*** Supplied material Section Begins ***

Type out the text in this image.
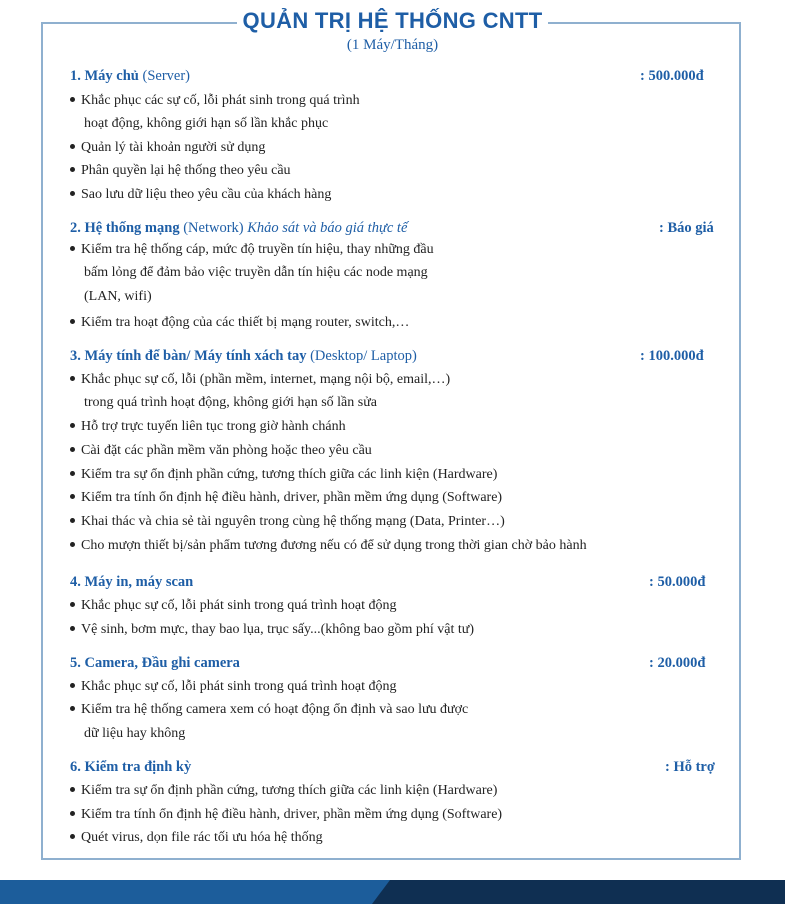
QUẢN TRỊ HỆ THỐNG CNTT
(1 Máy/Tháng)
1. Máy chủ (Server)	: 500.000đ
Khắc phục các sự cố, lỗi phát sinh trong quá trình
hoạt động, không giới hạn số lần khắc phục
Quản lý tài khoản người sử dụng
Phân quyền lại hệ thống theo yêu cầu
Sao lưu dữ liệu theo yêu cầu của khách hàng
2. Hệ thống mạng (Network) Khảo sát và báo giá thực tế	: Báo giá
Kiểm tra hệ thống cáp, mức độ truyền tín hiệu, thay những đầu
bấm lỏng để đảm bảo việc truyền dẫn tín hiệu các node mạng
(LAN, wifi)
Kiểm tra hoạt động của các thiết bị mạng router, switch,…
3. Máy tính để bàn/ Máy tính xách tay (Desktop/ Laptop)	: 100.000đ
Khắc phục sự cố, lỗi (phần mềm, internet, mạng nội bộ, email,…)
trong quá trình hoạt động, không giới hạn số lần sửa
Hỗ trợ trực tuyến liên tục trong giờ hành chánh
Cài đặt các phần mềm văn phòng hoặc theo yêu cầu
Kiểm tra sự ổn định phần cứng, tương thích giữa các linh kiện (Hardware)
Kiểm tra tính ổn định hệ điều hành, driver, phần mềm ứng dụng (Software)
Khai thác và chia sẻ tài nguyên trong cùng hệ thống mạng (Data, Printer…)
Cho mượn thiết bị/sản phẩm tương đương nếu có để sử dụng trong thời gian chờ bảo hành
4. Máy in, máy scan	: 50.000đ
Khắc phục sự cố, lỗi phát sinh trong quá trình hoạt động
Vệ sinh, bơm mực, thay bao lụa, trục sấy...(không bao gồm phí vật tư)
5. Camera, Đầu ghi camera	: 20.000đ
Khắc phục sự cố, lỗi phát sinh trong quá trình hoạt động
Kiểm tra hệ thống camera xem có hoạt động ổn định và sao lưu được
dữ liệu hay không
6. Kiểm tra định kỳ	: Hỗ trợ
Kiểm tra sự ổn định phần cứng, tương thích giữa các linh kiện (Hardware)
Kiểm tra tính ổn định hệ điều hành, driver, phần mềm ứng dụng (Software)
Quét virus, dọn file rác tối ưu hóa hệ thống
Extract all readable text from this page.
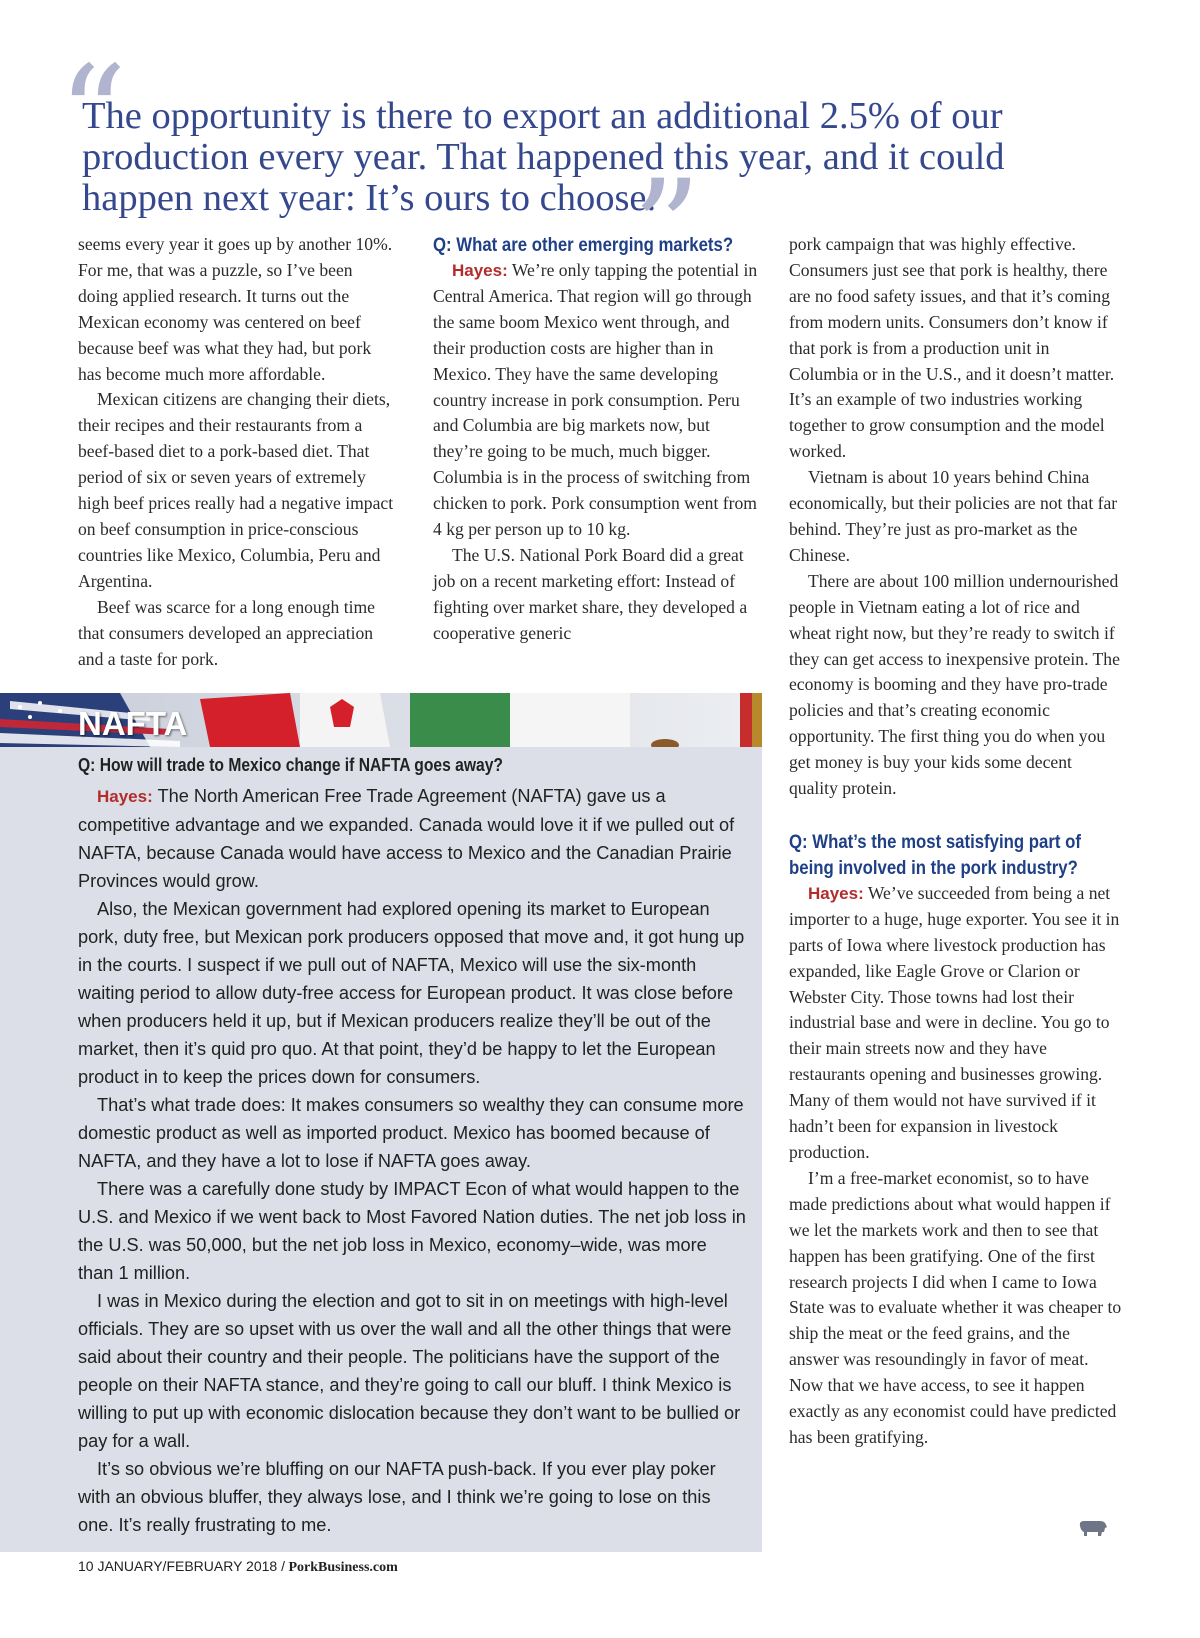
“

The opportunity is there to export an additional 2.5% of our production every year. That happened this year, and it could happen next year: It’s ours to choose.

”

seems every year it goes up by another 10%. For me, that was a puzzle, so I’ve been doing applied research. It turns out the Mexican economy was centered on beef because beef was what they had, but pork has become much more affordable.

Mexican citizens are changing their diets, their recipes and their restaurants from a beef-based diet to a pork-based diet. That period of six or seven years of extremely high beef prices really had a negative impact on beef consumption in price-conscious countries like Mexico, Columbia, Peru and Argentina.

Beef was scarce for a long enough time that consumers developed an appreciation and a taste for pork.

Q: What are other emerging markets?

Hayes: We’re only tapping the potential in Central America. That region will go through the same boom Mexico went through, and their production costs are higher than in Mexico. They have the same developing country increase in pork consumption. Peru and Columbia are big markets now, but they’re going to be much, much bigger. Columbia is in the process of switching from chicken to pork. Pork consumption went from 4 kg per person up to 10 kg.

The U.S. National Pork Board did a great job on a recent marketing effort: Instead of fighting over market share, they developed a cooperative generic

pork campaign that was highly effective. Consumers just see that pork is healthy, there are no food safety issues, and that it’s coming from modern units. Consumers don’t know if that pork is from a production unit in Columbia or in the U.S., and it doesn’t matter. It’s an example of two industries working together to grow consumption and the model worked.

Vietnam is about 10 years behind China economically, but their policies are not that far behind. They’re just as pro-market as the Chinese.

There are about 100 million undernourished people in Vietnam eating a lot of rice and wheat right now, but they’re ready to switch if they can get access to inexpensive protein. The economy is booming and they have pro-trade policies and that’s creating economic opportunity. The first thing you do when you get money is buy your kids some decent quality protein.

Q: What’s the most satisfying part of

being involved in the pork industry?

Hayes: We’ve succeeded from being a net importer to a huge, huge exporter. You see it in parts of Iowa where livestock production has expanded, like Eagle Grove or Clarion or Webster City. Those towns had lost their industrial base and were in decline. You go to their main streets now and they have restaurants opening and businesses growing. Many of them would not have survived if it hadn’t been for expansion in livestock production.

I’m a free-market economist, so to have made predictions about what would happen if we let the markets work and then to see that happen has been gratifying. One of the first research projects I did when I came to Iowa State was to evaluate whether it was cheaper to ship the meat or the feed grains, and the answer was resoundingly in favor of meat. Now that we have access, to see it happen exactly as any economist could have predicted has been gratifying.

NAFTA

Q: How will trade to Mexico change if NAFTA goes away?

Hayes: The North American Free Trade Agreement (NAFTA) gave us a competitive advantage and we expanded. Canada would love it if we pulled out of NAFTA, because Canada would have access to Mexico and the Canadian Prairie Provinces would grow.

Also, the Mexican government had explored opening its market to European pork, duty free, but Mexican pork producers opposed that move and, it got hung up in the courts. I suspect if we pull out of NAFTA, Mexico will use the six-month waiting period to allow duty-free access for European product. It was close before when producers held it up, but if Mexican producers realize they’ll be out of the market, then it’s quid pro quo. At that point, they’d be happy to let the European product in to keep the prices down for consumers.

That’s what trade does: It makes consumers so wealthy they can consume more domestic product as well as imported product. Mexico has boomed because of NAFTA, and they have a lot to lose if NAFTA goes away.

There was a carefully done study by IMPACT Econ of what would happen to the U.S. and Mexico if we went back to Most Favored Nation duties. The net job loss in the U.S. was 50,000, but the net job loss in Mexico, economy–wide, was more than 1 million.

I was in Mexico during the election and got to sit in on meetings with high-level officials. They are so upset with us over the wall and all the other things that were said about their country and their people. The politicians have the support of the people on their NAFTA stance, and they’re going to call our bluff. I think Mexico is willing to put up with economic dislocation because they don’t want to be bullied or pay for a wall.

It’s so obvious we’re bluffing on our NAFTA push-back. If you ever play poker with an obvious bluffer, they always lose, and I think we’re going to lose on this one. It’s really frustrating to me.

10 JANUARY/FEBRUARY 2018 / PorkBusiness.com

*** Supplied material Section Ends ***

== Directions ==
Although the records contain pictures, your copy should hold only the text, reproduced exactly.

== Written response ==
Type out the text in this image.
QUẢN TRỊ HỆ THỐNG CNTT
(1 Máy/Tháng)
1. Máy chủ (Server)	: 500.000đ
Khắc phục các sự cố, lỗi phát sinh trong quá trình
hoạt động, không giới hạn số lần khắc phục
Quản lý tài khoản người sử dụng
Phân quyền lại hệ thống theo yêu cầu
Sao lưu dữ liệu theo yêu cầu của khách hàng
2. Hệ thống mạng (Network) Khảo sát và báo giá thực tế	: Báo giá
Kiểm tra hệ thống cáp, mức độ truyền tín hiệu, thay những đầu
bấm lỏng để đảm bảo việc truyền dẫn tín hiệu các node mạng
(LAN, wifi)
Kiểm tra hoạt động của các thiết bị mạng router, switch,…
3. Máy tính để bàn/ Máy tính xách tay (Desktop/ Laptop)	: 100.000đ
Khắc phục sự cố, lỗi (phần mềm, internet, mạng nội bộ, email,…)
trong quá trình hoạt động, không giới hạn số lần sửa
Hỗ trợ trực tuyến liên tục trong giờ hành chánh
Cài đặt các phần mềm văn phòng hoặc theo yêu cầu
Kiểm tra sự ổn định phần cứng, tương thích giữa các linh kiện (Hardware)
Kiểm tra tính ổn định hệ điều hành, driver, phần mềm ứng dụng (Software)
Khai thác và chia sẻ tài nguyên trong cùng hệ thống mạng (Data, Printer…)
Cho mượn thiết bị/sản phẩm tương đương nếu có để sử dụng trong thời gian chờ bảo hành
4. Máy in, máy scan	: 50.000đ
Khắc phục sự cố, lỗi phát sinh trong quá trình hoạt động
Vệ sinh, bơm mực, thay bao lụa, trục sấy...(không bao gồm phí vật tư)
5. Camera, Đầu ghi camera	: 20.000đ
Khắc phục sự cố, lỗi phát sinh trong quá trình hoạt động
Kiểm tra hệ thống camera xem có hoạt động ổn định và sao lưu được
dữ liệu hay không
6. Kiểm tra định kỳ	: Hỗ trợ
Kiểm tra sự ổn định phần cứng, tương thích giữa các linh kiện (Hardware)
Kiểm tra tính ổn định hệ điều hành, driver, phần mềm ứng dụng (Software)
Quét virus, dọn file rác tối ưu hóa hệ thống
Extract all readable text from this page.
“

The opportunity is there to export an additional 2.5% of our production every year. That happened this year, and it could happen next year: It’s ours to choose.

”

seems every year it goes up by another 10%. For me, that was a puzzle, so I’ve been doing applied research. It turns out the Mexican economy was centered on beef because beef was what they had, but pork has become much more affordable.

Mexican citizens are changing their diets, their recipes and their restaurants from a beef-based diet to a pork-based diet. That period of six or seven years of extremely high beef prices really had a negative impact on beef consumption in price-conscious countries like Mexico, Columbia, Peru and Argentina.

Beef was scarce for a long enough time that consumers developed an appreciation and a taste for pork.

Q: What are other emerging markets?

Hayes: We’re only tapping the potential in Central America. That region will go through the same boom Mexico went through, and their production costs are higher than in Mexico. They have the same developing country increase in pork consumption. Peru and Columbia are big markets now, but they’re going to be much, much bigger. Columbia is in the process of switching from chicken to pork. Pork consumption went from 4 kg per person up to 10 kg.

The U.S. National Pork Board did a great job on a recent marketing effort: Instead of fighting over market share, they developed a cooperative generic

pork campaign that was highly effective. Consumers just see that pork is healthy, there are no food safety issues, and that it’s coming from modern units. Consumers don’t know if that pork is from a production unit in Columbia or in the U.S., and it doesn’t matter. It’s an example of two industries working together to grow consumption and the model worked.

Vietnam is about 10 years behind China economically, but their policies are not that far behind. They’re just as pro-market as the Chinese.

There are about 100 million undernourished people in Vietnam eating a lot of rice and wheat right now, but they’re ready to switch if they can get access to inexpensive protein. The economy is booming and they have pro-trade policies and that’s creating economic opportunity. The first thing you do when you get money is buy your kids some decent quality protein.

Q: What’s the most satisfying part of

being involved in the pork industry?

Hayes: We’ve succeeded from being a net importer to a huge, huge exporter. You see it in parts of Iowa where livestock production has expanded, like Eagle Grove or Clarion or Webster City. Those towns had lost their industrial base and were in decline. You go to their main streets now and they have restaurants opening and businesses growing. Many of them would not have survived if it hadn’t been for expansion in livestock production.

I’m a free-market economist, so to have made predictions about what would happen if we let the markets work and then to see that happen has been gratifying. One of the first research projects I did when I came to Iowa State was to evaluate whether it was cheaper to ship the meat or the feed grains, and the answer was resoundingly in favor of meat. Now that we have access, to see it happen exactly as any economist could have predicted has been gratifying.

NAFTA

Q: How will trade to Mexico change if NAFTA goes away?

Hayes: The North American Free Trade Agreement (NAFTA) gave us a competitive advantage and we expanded. Canada would love it if we pulled out of NAFTA, because Canada would have access to Mexico and the Canadian Prairie Provinces would grow.

Also, the Mexican government had explored opening its market to European pork, duty free, but Mexican pork producers opposed that move and, it got hung up in the courts. I suspect if we pull out of NAFTA, Mexico will use the six-month waiting period to allow duty-free access for European product. It was close before when producers held it up, but if Mexican producers realize they’ll be out of the market, then it’s quid pro quo. At that point, they’d be happy to let the European product in to keep the prices down for consumers.

That’s what trade does: It makes consumers so wealthy they can consume more domestic product as well as imported product. Mexico has boomed because of NAFTA, and they have a lot to lose if NAFTA goes away.

There was a carefully done study by IMPACT Econ of what would happen to the U.S. and Mexico if we went back to Most Favored Nation duties. The net job loss in the U.S. was 50,000, but the net job loss in Mexico, economy–wide, was more than 1 million.

I was in Mexico during the election and got to sit in on meetings with high-level officials. They are so upset with us over the wall and all the other things that were said about their country and their people. The politicians have the support of the people on their NAFTA stance, and they’re going to call our bluff. I think Mexico is willing to put up with economic dislocation because they don’t want to be bullied or pay for a wall.

It’s so obvious we’re bluffing on our NAFTA push-back. If you ever play poker with an obvious bluffer, they always lose, and I think we’re going to lose on this one. It’s really frustrating to me.

10 JANUARY/FEBRUARY 2018 / PorkBusiness.com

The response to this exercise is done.